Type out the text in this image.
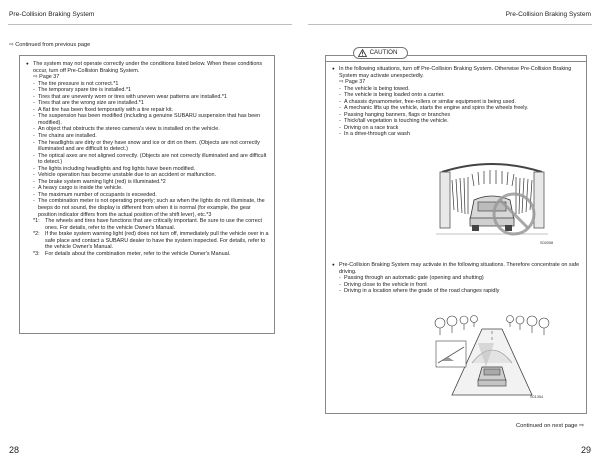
Pre-Collision Braking System	Pre-Collision Braking System
⇨ Continued from previous page
● The system may not operate correctly under the conditions listed below. When these conditions occur, turn off Pre-Collision Braking System.
⇨ Page 37
- The tire pressure is not correct.*1
- The temporary spare tire is installed.*1
- Tires that are unevenly worn or tires with uneven wear patterns are installed.*1
- Tires that are the wrong size are installed.*1
- A flat tire has been fixed temporarily with a tire repair kit.
- The suspension has been modified (including a genuine SUBARU suspension that has been modified).
- An object that obstructs the stereo camera's view is installed on the vehicle.
- Tire chains are installed.
- The headlights are dirty or they have snow and ice or dirt on them. (Objects are not correctly illuminated and are difficult to detect.)
- The optical axes are not aligned correctly. (Objects are not correctly illuminated and are difficult to detect.)
- The lights including headlights and fog lights have been modified.
- Vehicle operation has become unstable due to an accident or malfunction.
- The brake system warning light (red) is illuminated.*2
- A heavy cargo is inside the vehicle.
- The maximum number of occupants is exceeded.
- The combination meter is not operating properly; such as when the lights do not illuminate, the beeps do not sound, the display is different from when it is normal (for example, the gear position indicator differs from the actual position of the shift lever), etc.*3
*1: The wheels and tires have functions that are critically important. Be sure to use the correct ones. For details, refer to the vehicle Owner's Manual.
*2: If the brake system warning light (red) does not turn off, immediately pull the vehicle over in a safe place and contact a SUBARU dealer to have the system inspected. For details, refer to the vehicle Owner's Manual.
*3: For details about the combination meter, refer to the vehicle Owner's Manual.
28
CAUTION
● In the following situations, turn off Pre-Collision Braking System. Otherwise Pre-Collision Braking System may activate unexpectedly.
⇨ Page 37
- The vehicle is being towed.
- The vehicle is being loaded onto a carrier.
- A chassis dynamometer, free-rollers or similar equipment is being used.
- A mechanic lifts up the vehicle, starts the engine and spins the wheels freely.
- Passing hanging banners, flags or branches
- Thick/tall vegetation is touching the vehicle.
- Driving on a race track
- In a drive-through car wash
S00058
● Pre-Collision Braking System may activate in the following situations. Therefore concentrate on safe driving.
- Passing through an automatic gate (opening and shutting)
- Driving close to the vehicle in front
- Driving in a location where the grade of the road changes rapidly
S01354
Continued on next page ⇨
29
###
◆ TASK INSTRUCTIONS ◆
Every line above should be repeated exactly; pictures stay out of the copy.

◆ EXPECTED OUTPUT ◆
Type out the text in this image.
Pre-Collision Braking System	Pre-Collision Braking System
⇨ Continued from previous page
● The system may not operate correctly under the conditions listed below. When these conditions occur, turn off Pre-Collision Braking System.
⇨ Page 37
- The tire pressure is not correct.*1
- The temporary spare tire is installed.*1
- Tires that are unevenly worn or tires with uneven wear patterns are installed.*1
- Tires that are the wrong size are installed.*1
- A flat tire has been fixed temporarily with a tire repair kit.
- The suspension has been modified (including a genuine SUBARU suspension that has been modified).
- An object that obstructs the stereo camera's view is installed on the vehicle.
- Tire chains are installed.
- The headlights are dirty or they have snow and ice or dirt on them. (Objects are not correctly illuminated and are difficult to detect.)
- The optical axes are not aligned correctly. (Objects are not correctly illuminated and are difficult to detect.)
- The lights including headlights and fog lights have been modified.
- Vehicle operation has become unstable due to an accident or malfunction.
- The brake system warning light (red) is illuminated.*2
- A heavy cargo is inside the vehicle.
- The maximum number of occupants is exceeded.
- The combination meter is not operating properly; such as when the lights do not illuminate, the beeps do not sound, the display is different from when it is normal (for example, the gear position indicator differs from the actual position of the shift lever), etc.*3
*1: The wheels and tires have functions that are critically important. Be sure to use the correct ones. For details, refer to the vehicle Owner's Manual.
*2: If the brake system warning light (red) does not turn off, immediately pull the vehicle over in a safe place and contact a SUBARU dealer to have the system inspected. For details, refer to the vehicle Owner's Manual.
*3: For details about the combination meter, refer to the vehicle Owner's Manual.
28
CAUTION
● In the following situations, turn off Pre-Collision Braking System. Otherwise Pre-Collision Braking System may activate unexpectedly.
⇨ Page 37
- The vehicle is being towed.
- The vehicle is being loaded onto a carrier.
- A chassis dynamometer, free-rollers or similar equipment is being used.
- A mechanic lifts up the vehicle, starts the engine and spins the wheels freely.
- Passing hanging banners, flags or branches
- Thick/tall vegetation is touching the vehicle.
- Driving on a race track
- In a drive-through car wash
S00058
● Pre-Collision Braking System may activate in the following situations. Therefore concentrate on safe driving.
- Passing through an automatic gate (opening and shutting)
- Driving close to the vehicle in front
- Driving in a location where the grade of the road changes rapidly
S01354
Continued on next page ⇨
29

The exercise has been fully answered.